» **Required task**: Write out the entries again exactly as they are given.

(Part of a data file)

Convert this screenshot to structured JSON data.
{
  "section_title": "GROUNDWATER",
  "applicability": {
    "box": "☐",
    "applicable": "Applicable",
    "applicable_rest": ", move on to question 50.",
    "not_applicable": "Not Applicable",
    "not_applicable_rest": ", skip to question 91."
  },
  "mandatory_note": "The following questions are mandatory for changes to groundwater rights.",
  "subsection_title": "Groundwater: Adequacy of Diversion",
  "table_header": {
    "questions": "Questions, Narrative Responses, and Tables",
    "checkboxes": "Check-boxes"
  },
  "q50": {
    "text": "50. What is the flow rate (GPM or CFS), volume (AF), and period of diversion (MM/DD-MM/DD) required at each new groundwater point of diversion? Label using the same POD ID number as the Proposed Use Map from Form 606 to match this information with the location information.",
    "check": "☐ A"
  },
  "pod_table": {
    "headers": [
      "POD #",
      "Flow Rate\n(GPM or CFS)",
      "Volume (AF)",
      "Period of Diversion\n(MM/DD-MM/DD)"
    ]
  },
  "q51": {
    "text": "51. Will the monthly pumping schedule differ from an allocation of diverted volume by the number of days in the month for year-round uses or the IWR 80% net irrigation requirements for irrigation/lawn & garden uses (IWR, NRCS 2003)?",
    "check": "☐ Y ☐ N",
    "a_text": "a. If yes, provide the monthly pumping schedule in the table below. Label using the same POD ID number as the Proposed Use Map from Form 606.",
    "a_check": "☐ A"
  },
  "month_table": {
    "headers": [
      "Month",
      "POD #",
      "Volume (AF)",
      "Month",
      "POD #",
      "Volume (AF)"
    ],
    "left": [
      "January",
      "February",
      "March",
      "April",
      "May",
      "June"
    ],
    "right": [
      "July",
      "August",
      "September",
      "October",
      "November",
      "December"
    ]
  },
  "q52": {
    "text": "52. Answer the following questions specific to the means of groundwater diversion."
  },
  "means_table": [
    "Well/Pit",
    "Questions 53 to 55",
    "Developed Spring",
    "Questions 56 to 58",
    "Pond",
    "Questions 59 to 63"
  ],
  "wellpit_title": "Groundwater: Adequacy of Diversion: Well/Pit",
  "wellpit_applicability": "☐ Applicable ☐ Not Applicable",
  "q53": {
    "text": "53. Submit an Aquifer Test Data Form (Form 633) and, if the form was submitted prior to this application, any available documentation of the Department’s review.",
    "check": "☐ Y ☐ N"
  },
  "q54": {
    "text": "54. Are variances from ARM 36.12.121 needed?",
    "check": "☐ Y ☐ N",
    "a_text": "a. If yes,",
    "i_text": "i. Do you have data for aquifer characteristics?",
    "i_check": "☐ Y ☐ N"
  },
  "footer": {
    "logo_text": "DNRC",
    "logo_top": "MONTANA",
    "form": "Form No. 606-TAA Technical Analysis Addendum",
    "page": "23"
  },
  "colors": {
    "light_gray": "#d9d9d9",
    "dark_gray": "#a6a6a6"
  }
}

» **Solution to this exercise**:
Convert this screenshot to structured JSON data.
{
  "section_title": "GROUNDWATER",
  "applicability": {
    "box": "☐",
    "applicable": "Applicable",
    "applicable_rest": ", move on to question 50.",
    "not_applicable": "Not Applicable",
    "not_applicable_rest": ", skip to question 91."
  },
  "mandatory_note": "The following questions are mandatory for changes to groundwater rights.",
  "subsection_title": "Groundwater: Adequacy of Diversion",
  "table_header": {
    "questions": "Questions, Narrative Responses, and Tables",
    "checkboxes": "Check-boxes"
  },
  "q50": {
    "text": "50. What is the flow rate (GPM or CFS), volume (AF), and period of diversion (MM/DD-MM/DD) required at each new groundwater point of diversion? Label using the same POD ID number as the Proposed Use Map from Form 606 to match this information with the location information.",
    "check": "☐ A"
  },
  "pod_table": {
    "headers": [
      "POD #",
      "Flow Rate\n(GPM or CFS)",
      "Volume (AF)",
      "Period of Diversion\n(MM/DD-MM/DD)"
    ]
  },
  "q51": {
    "text": "51. Will the monthly pumping schedule differ from an allocation of diverted volume by the number of days in the month for year-round uses or the IWR 80% net irrigation requirements for irrigation/lawn & garden uses (IWR, NRCS 2003)?",
    "check": "☐ Y ☐ N",
    "a_text": "a. If yes, provide the monthly pumping schedule in the table below. Label using the same POD ID number as the Proposed Use Map from Form 606.",
    "a_check": "☐ A"
  },
  "month_table": {
    "headers": [
      "Month",
      "POD #",
      "Volume (AF)",
      "Month",
      "POD #",
      "Volume (AF)"
    ],
    "left": [
      "January",
      "February",
      "March",
      "April",
      "May",
      "June"
    ],
    "right": [
      "July",
      "August",
      "September",
      "October",
      "November",
      "December"
    ]
  },
  "q52": {
    "text": "52. Answer the following questions specific to the means of groundwater diversion."
  },
  "means_table": [
    "Well/Pit",
    "Questions 53 to 55",
    "Developed Spring",
    "Questions 56 to 58",
    "Pond",
    "Questions 59 to 63"
  ],
  "wellpit_title": "Groundwater: Adequacy of Diversion: Well/Pit",
  "wellpit_applicability": "☐ Applicable ☐ Not Applicable",
  "q53": {
    "text": "53. Submit an Aquifer Test Data Form (Form 633) and, if the form was submitted prior to this application, any available documentation of the Department’s review.",
    "check": "☐ Y ☐ N"
  },
  "q54": {
    "text": "54. Are variances from ARM 36.12.121 needed?",
    "check": "☐ Y ☐ N",
    "a_text": "a. If yes,",
    "i_text": "i. Do you have data for aquifer characteristics?",
    "i_check": "☐ Y ☐ N"
  },
  "footer": {
    "logo_text": "DNRC",
    "logo_top": "MONTANA",
    "form": "Form No. 606-TAA Technical Analysis Addendum",
    "page": "23"
  },
  "colors": {
    "light_gray": "#d9d9d9",
    "dark_gray": "#a6a6a6"
  }
}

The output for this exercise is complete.